- [WORK REQUIRED] Show each line of the data below that has the string "Configuration" in it.

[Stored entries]
_ _ _ _ _

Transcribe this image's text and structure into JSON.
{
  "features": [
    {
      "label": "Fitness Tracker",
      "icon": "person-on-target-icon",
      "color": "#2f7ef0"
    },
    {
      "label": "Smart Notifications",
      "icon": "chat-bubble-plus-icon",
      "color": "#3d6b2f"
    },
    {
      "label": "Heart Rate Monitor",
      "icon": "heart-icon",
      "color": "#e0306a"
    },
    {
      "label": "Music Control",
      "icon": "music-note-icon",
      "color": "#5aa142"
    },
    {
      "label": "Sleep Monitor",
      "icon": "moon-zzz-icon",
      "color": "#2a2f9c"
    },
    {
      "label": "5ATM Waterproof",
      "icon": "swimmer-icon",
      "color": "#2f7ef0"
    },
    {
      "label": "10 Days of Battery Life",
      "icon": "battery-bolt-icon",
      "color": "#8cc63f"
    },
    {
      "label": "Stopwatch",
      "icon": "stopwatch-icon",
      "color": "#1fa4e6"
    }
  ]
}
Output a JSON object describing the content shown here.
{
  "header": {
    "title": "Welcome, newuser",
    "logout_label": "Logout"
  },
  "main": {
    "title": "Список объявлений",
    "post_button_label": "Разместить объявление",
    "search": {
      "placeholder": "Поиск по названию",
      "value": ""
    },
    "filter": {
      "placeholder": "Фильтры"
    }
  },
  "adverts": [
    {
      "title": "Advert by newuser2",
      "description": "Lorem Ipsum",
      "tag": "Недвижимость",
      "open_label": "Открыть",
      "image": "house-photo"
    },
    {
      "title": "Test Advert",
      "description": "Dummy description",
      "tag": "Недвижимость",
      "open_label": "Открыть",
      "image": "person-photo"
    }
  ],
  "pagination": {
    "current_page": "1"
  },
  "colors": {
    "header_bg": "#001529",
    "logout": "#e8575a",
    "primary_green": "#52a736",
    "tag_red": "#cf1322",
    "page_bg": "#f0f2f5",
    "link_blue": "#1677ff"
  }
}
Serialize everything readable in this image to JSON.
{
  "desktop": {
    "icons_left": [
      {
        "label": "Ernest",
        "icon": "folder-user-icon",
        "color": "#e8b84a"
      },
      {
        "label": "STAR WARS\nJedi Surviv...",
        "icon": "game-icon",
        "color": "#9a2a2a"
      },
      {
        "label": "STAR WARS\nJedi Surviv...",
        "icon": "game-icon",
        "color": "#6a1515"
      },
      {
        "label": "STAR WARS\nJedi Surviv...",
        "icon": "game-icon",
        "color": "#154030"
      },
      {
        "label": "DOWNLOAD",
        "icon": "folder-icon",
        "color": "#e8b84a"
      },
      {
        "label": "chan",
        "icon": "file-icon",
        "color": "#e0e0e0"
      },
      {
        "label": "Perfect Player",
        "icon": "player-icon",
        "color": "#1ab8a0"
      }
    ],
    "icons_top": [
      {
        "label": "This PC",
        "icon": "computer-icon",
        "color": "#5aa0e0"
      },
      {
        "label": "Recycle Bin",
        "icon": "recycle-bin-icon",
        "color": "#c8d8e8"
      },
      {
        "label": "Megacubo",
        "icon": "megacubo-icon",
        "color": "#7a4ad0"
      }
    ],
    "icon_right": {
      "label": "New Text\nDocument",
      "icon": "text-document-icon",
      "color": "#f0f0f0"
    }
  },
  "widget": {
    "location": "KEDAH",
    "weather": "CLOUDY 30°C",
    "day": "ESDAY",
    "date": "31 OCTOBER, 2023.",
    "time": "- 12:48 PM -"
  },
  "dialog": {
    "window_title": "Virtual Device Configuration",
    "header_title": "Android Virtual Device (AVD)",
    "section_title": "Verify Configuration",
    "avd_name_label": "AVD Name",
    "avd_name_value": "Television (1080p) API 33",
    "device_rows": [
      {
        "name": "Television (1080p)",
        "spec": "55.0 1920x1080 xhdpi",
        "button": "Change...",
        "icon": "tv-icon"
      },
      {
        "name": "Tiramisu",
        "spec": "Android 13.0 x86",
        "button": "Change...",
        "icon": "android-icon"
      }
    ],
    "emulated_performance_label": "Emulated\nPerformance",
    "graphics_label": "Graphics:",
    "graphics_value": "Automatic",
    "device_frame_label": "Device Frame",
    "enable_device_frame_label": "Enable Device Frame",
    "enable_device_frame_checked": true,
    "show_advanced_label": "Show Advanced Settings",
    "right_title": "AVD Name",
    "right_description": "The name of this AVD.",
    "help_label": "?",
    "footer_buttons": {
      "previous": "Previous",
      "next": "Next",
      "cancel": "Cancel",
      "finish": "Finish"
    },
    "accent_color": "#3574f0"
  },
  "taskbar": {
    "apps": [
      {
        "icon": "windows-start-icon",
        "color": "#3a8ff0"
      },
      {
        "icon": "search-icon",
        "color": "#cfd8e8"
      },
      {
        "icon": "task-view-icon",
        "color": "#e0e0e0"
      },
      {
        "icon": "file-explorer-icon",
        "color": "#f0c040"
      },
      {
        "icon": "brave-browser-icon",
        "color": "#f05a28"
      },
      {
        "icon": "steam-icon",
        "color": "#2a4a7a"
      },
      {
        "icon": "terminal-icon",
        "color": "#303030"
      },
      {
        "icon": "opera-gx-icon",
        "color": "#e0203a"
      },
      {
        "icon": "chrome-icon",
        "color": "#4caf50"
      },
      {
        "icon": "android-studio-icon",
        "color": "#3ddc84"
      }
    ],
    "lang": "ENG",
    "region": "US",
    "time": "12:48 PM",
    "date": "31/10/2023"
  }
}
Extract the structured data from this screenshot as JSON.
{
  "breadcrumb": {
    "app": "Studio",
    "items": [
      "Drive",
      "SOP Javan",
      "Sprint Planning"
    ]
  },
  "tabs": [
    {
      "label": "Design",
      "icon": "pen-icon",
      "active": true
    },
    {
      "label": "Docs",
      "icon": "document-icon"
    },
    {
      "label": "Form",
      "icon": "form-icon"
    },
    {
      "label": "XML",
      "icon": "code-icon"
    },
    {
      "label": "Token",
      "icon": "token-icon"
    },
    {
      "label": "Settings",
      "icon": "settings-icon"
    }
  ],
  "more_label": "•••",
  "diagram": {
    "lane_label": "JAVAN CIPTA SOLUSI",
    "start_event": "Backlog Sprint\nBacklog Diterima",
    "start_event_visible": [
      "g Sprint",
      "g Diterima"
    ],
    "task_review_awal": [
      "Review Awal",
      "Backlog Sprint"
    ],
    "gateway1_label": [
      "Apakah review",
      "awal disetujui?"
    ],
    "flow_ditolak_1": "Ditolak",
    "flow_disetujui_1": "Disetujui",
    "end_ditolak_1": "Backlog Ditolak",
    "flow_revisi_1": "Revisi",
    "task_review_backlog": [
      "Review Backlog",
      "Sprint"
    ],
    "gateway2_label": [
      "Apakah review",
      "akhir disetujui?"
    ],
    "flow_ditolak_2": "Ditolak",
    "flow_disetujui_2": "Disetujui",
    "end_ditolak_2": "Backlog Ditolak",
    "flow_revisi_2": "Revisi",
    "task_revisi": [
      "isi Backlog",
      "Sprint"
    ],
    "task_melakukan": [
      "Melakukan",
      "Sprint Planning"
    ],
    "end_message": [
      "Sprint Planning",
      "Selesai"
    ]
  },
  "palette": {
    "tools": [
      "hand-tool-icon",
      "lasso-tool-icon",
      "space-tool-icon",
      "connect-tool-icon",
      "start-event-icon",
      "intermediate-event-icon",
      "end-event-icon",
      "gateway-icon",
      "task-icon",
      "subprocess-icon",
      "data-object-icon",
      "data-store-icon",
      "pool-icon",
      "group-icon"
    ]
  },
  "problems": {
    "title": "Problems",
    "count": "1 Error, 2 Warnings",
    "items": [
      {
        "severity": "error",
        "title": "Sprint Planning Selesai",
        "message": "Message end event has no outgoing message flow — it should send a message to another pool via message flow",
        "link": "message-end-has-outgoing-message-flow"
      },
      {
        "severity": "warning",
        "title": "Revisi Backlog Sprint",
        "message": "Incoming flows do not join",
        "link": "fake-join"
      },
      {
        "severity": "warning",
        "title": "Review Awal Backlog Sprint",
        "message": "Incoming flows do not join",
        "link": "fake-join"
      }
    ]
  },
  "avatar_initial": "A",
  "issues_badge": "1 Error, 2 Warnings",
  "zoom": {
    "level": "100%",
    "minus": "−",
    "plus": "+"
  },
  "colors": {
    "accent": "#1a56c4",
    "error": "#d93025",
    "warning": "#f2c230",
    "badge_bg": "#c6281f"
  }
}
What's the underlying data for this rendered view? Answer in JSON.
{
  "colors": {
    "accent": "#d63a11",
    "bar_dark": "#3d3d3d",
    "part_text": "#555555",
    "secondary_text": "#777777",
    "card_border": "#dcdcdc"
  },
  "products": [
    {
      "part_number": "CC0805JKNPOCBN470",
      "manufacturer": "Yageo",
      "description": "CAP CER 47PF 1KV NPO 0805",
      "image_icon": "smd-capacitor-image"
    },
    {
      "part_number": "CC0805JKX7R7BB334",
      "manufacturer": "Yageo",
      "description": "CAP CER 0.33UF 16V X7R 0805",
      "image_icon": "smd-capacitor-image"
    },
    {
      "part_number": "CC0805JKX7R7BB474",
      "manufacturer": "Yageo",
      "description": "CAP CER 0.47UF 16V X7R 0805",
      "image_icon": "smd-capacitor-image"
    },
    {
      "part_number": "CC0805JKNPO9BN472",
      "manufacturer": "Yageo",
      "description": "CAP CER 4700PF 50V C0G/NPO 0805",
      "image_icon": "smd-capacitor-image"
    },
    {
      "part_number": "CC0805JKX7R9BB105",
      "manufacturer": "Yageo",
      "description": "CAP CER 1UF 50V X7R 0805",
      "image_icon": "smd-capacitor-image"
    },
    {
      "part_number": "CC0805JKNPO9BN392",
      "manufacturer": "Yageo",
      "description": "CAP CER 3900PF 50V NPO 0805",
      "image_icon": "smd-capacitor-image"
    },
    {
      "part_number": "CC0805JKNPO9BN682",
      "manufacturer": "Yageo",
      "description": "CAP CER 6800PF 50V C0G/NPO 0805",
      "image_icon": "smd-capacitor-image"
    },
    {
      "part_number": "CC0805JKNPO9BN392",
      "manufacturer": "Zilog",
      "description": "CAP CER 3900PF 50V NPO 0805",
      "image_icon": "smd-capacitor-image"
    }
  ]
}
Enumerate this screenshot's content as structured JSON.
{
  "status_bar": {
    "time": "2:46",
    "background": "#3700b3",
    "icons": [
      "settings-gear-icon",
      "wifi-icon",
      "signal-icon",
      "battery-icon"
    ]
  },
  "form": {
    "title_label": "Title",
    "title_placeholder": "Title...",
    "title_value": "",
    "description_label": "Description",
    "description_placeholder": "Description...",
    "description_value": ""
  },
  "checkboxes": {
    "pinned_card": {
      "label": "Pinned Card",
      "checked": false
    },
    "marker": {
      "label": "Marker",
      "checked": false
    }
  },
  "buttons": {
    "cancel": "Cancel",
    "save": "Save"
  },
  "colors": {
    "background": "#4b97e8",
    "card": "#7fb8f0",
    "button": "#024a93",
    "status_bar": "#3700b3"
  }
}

_ _ _ _ _

- [IN RESPONSE]
    "window_title": "Virtual Device Configuration",
    "section_title": "Verify Configuration",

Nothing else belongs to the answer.